The exercise:
Please output the records below in full, exactly as given, but without the images.

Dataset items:
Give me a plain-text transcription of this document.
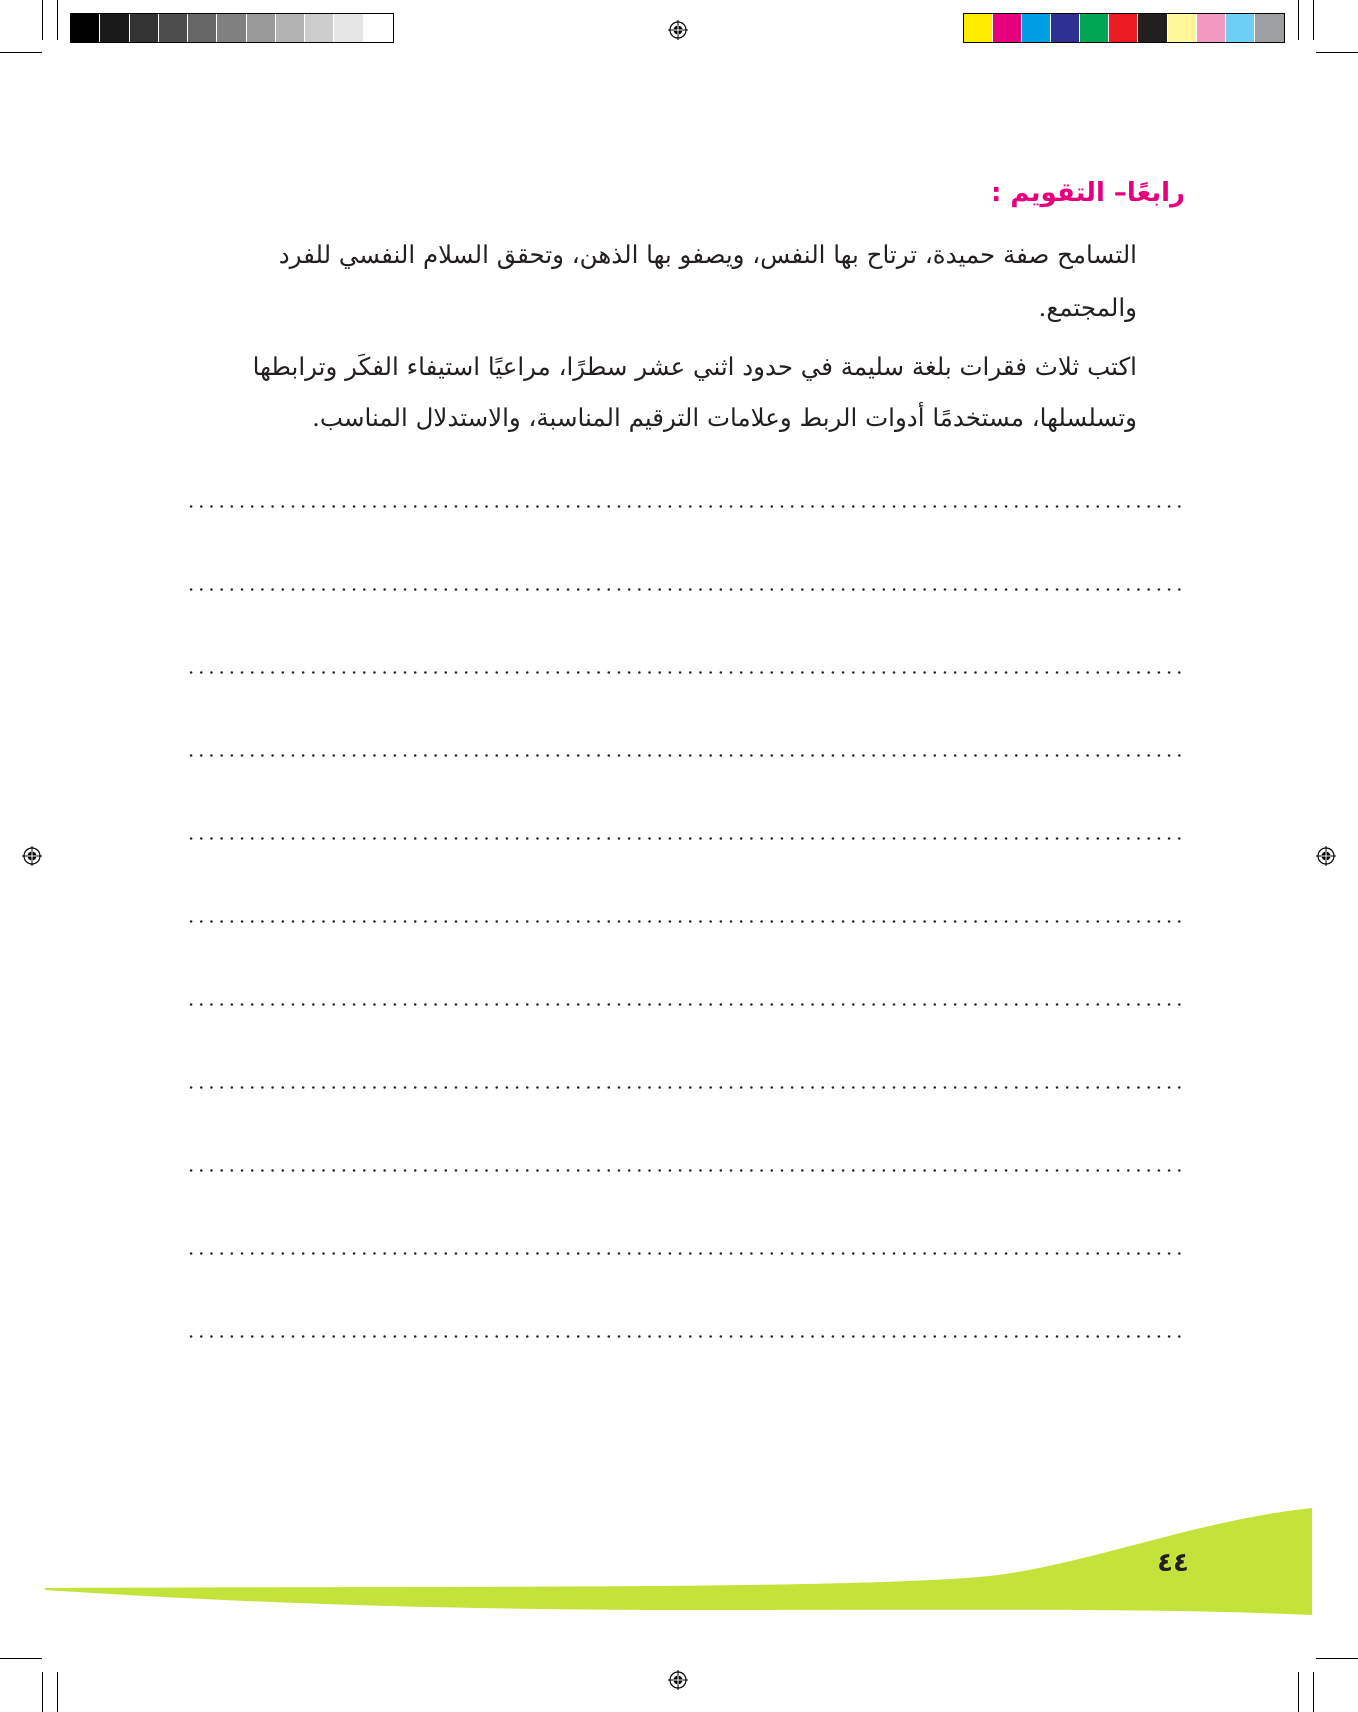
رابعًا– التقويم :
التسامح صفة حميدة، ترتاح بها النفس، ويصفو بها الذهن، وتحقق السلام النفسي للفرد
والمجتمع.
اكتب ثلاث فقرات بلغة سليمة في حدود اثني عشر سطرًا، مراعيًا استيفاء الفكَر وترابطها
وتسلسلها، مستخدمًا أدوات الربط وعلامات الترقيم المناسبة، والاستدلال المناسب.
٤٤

Complete response:
Give me a plain-text transcription of this document.
رابعًا– التقويم :
التسامح صفة حميدة، ترتاح بها النفس، ويصفو بها الذهن، وتحقق السلام النفسي للفرد
والمجتمع.
اكتب ثلاث فقرات بلغة سليمة في حدود اثني عشر سطرًا، مراعيًا استيفاء الفكَر وترابطها
وتسلسلها، مستخدمًا أدوات الربط وعلامات الترقيم المناسبة، والاستدلال المناسب.
٤٤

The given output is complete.